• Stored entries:
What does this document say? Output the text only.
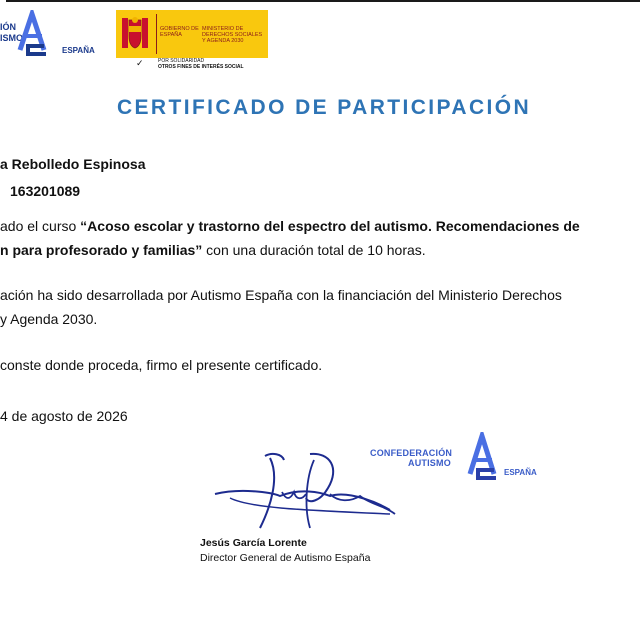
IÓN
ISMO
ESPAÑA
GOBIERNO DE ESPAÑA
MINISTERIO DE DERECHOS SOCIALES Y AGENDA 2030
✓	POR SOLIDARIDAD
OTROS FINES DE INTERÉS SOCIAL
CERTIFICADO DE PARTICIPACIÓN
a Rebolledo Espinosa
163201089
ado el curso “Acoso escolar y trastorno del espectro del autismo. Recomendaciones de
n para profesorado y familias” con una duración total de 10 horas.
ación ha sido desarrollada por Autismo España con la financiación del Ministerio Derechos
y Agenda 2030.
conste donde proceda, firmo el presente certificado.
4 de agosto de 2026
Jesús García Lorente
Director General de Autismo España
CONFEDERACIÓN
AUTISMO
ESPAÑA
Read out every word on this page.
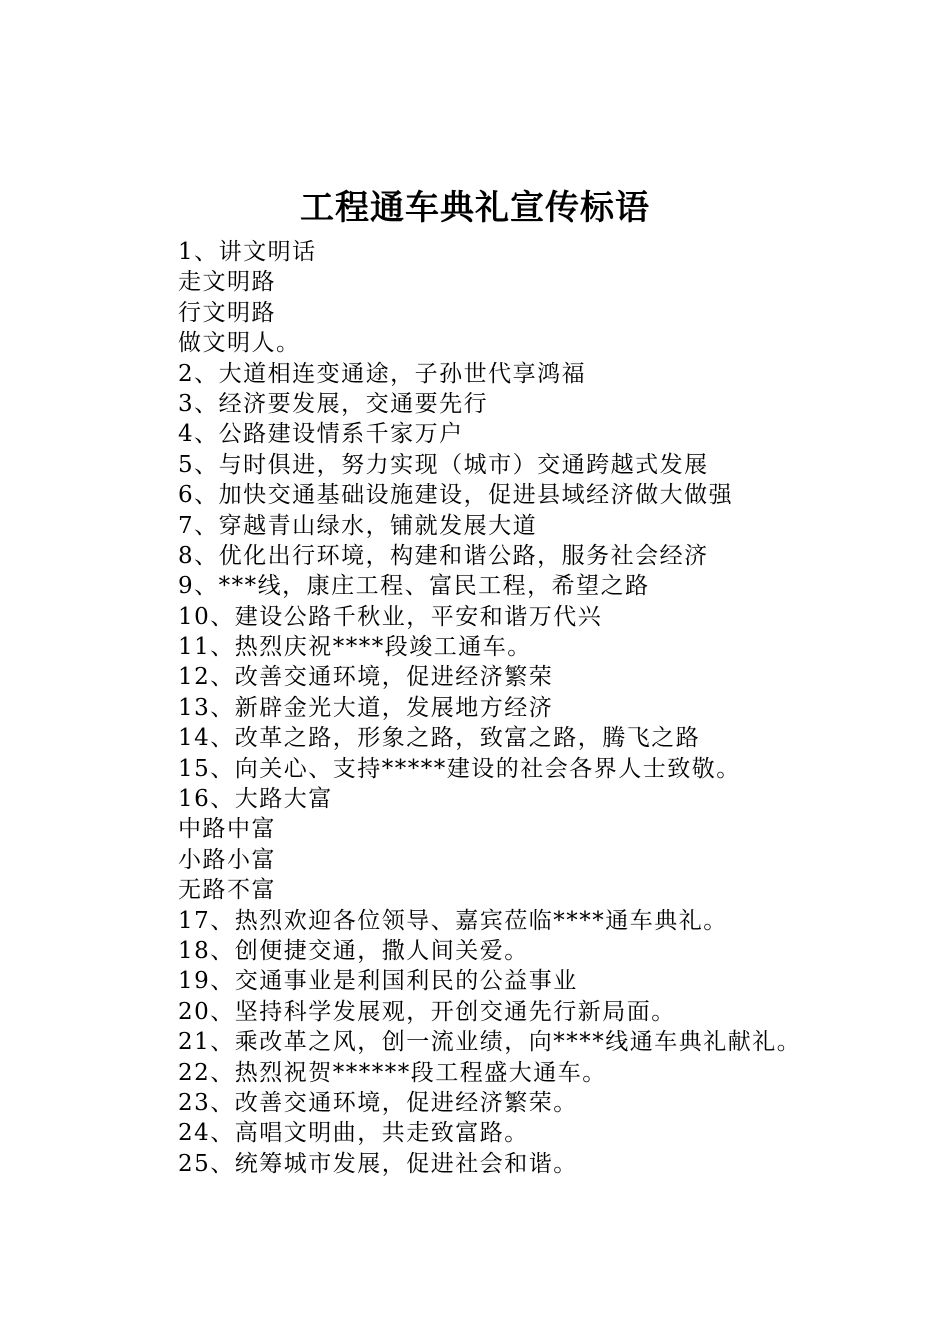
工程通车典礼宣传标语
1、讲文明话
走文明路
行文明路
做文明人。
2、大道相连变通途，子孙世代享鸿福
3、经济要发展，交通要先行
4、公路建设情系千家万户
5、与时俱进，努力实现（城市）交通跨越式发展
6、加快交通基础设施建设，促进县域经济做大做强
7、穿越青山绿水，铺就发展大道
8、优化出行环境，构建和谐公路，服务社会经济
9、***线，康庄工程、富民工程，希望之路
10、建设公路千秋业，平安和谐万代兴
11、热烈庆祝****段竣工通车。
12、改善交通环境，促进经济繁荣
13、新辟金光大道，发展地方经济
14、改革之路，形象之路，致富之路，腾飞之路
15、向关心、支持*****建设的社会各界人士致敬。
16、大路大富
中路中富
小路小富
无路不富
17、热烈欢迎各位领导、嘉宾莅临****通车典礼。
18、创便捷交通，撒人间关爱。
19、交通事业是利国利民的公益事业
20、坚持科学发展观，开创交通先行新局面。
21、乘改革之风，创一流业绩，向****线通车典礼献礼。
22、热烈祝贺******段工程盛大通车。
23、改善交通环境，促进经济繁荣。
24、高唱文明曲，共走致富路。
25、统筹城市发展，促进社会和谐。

• AIM OF THE EXERCISE:
Reproduce the material in its entirety and word for word, without the pictures.

• WRITTEN REPLY:
What does this document say? Output the text only.
IÓN
ISMO
ESPAÑA
GOBIERNO DE ESPAÑA
MINISTERIO DE DERECHOS SOCIALES Y AGENDA 2030
✓	POR SOLIDARIDAD
OTROS FINES DE INTERÉS SOCIAL
CERTIFICADO DE PARTICIPACIÓN
a Rebolledo Espinosa
163201089
ado el curso “Acoso escolar y trastorno del espectro del autismo. Recomendaciones de
n para profesorado y familias” con una duración total de 10 horas.
ación ha sido desarrollada por Autismo España con la financiación del Ministerio Derechos
y Agenda 2030.
conste donde proceda, firmo el presente certificado.
4 de agosto de 2026
Jesús García Lorente
Director General de Autismo España
CONFEDERACIÓN
AUTISMO
ESPAÑA
Read out every word on this page.
工程通车典礼宣传标语
1、讲文明话
走文明路
行文明路
做文明人。
2、大道相连变通途，子孙世代享鸿福
3、经济要发展，交通要先行
4、公路建设情系千家万户
5、与时俱进，努力实现（城市）交通跨越式发展
6、加快交通基础设施建设，促进县域经济做大做强
7、穿越青山绿水，铺就发展大道
8、优化出行环境，构建和谐公路，服务社会经济
9、***线，康庄工程、富民工程，希望之路
10、建设公路千秋业，平安和谐万代兴
11、热烈庆祝****段竣工通车。
12、改善交通环境，促进经济繁荣
13、新辟金光大道，发展地方经济
14、改革之路，形象之路，致富之路，腾飞之路
15、向关心、支持*****建设的社会各界人士致敬。
16、大路大富
中路中富
小路小富
无路不富
17、热烈欢迎各位领导、嘉宾莅临****通车典礼。
18、创便捷交通，撒人间关爱。
19、交通事业是利国利民的公益事业
20、坚持科学发展观，开创交通先行新局面。
21、乘改革之风，创一流业绩，向****线通车典礼献礼。
22、热烈祝贺******段工程盛大通车。
23、改善交通环境，促进经济繁荣。
24、高唱文明曲，共走致富路。
25、统筹城市发展，促进社会和谐。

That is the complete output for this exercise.